_Directions for this task_.
Identify, in the records below, every line where the string "汉语言文学" appears, and copy each such line.

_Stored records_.
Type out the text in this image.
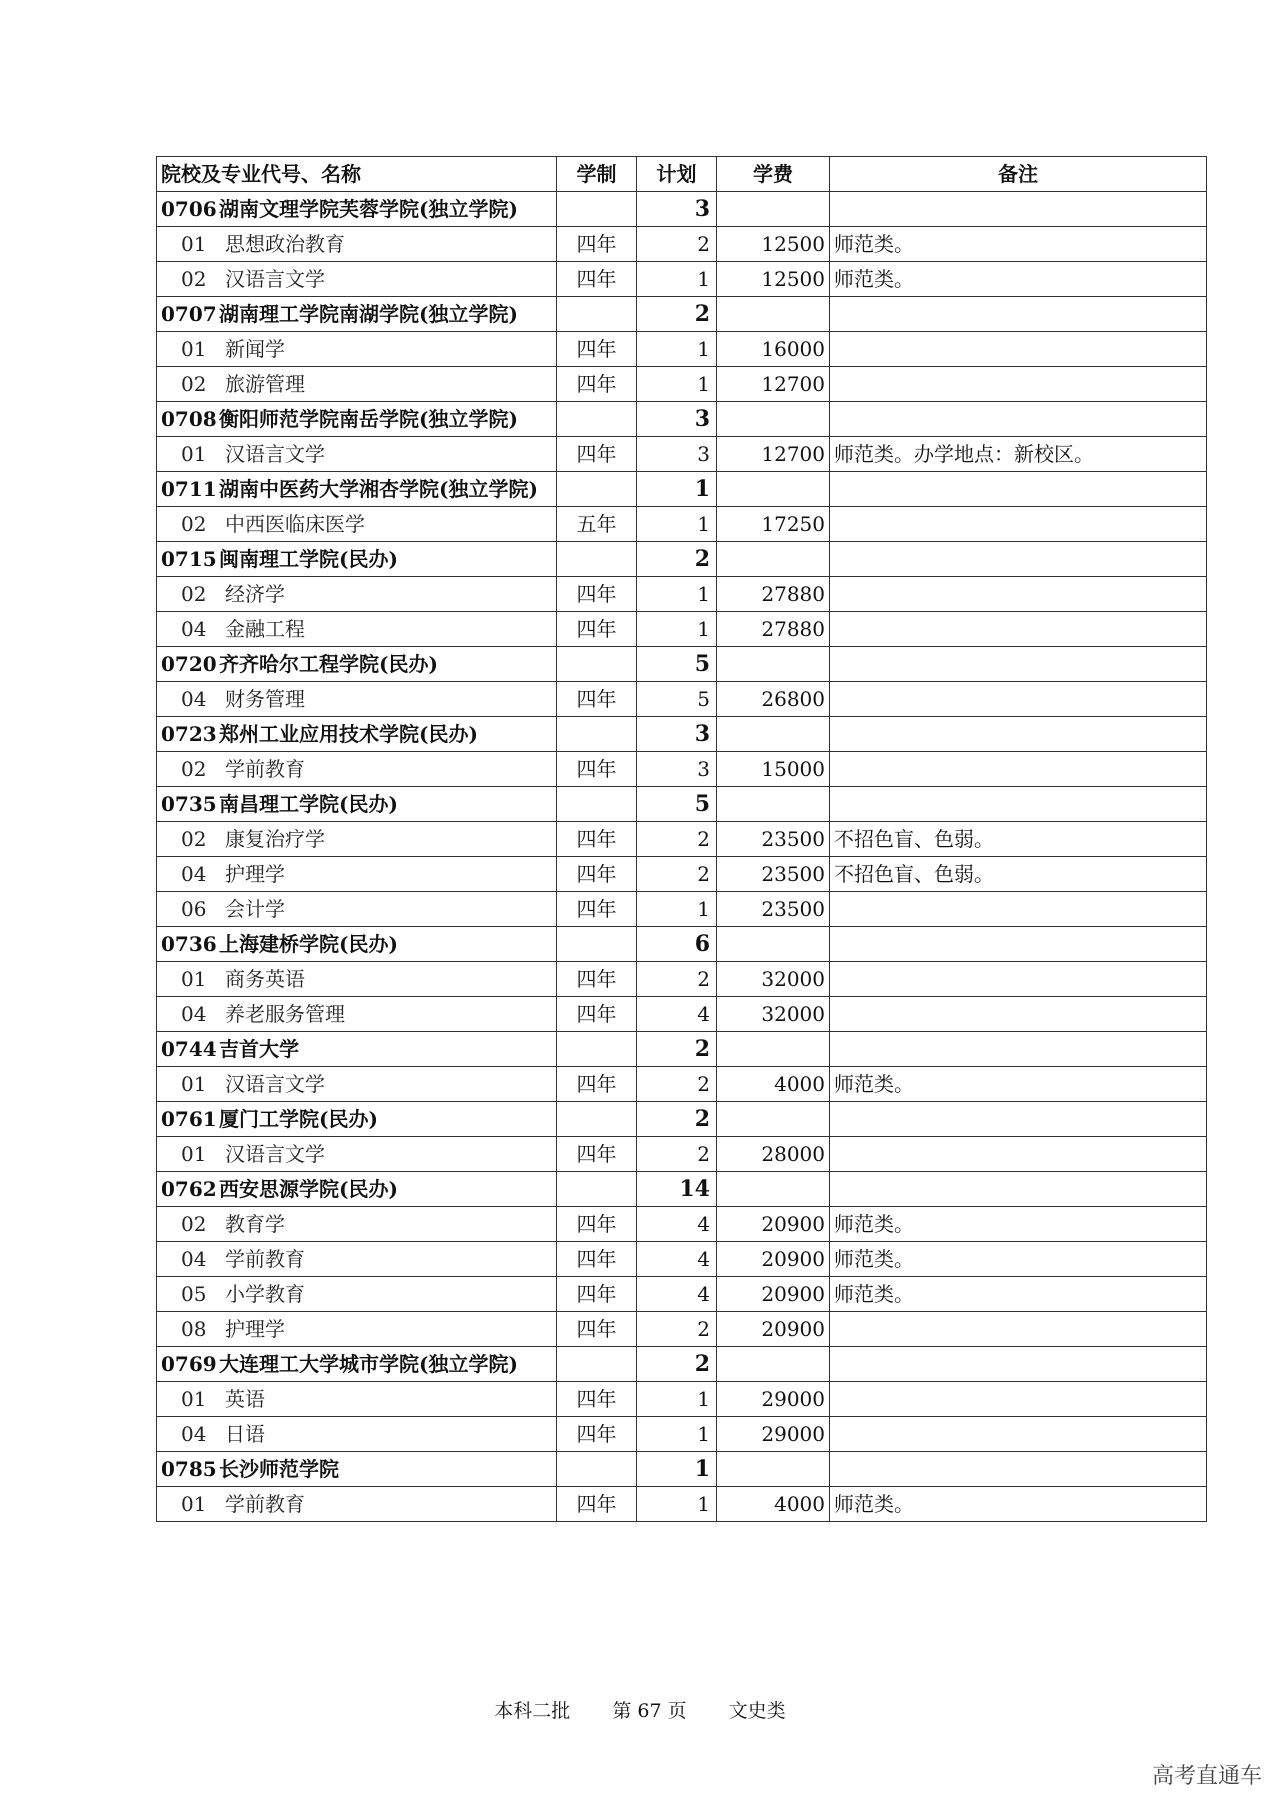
院校及专业代号、名称	学制	计划	学费	备注
0706 湖南文理学院芙蓉学院(独立学院)		3		
01 思想政治教育	四年	2	12500	师范类。
02 汉语言文学	四年	1	12500	师范类。
0707 湖南理工学院南湖学院(独立学院)		2		
01 新闻学	四年	1	16000	
02 旅游管理	四年	1	12700	
0708 衡阳师范学院南岳学院(独立学院)		3		
01 汉语言文学	四年	3	12700	师范类。办学地点：新校区。
0711 湖南中医药大学湘杏学院(独立学院)		1		
02 中西医临床医学	五年	1	17250	
0715 闽南理工学院(民办)		2		
02 经济学	四年	1	27880	
04 金融工程	四年	1	27880	
0720 齐齐哈尔工程学院(民办)		5		
04 财务管理	四年	5	26800	
0723 郑州工业应用技术学院(民办)		3		
02 学前教育	四年	3	15000	
0735 南昌理工学院(民办)		5		
02 康复治疗学	四年	2	23500	不招色盲、色弱。
04 护理学	四年	2	23500	不招色盲、色弱。
06 会计学	四年	1	23500	
0736 上海建桥学院(民办)		6		
01 商务英语	四年	2	32000	
04 养老服务管理	四年	4	32000	
0744 吉首大学		2		
01 汉语言文学	四年	2	4000	师范类。
0761 厦门工学院(民办)		2		
01 汉语言文学	四年	2	28000	
0762 西安思源学院(民办)		14		
02 教育学	四年	4	20900	师范类。
04 学前教育	四年	4	20900	师范类。
05 小学教育	四年	4	20900	师范类。
08 护理学	四年	2	20900	
0769 大连理工大学城市学院(独立学院)		2		
01 英语	四年	1	29000	
04 日语	四年	1	29000	
0785 长沙师范学院		1		
01 学前教育	四年	1	4000	师范类。
本科二批 第 67 页 文史类
高考直通车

_Exercise response_.
02 汉语言文学	四年	1	12500	师范类。
01 汉语言文学	四年	3	12700	师范类。办学地点：新校区。
01 汉语言文学	四年	2	4000	师范类。
01 汉语言文学	四年	2	28000	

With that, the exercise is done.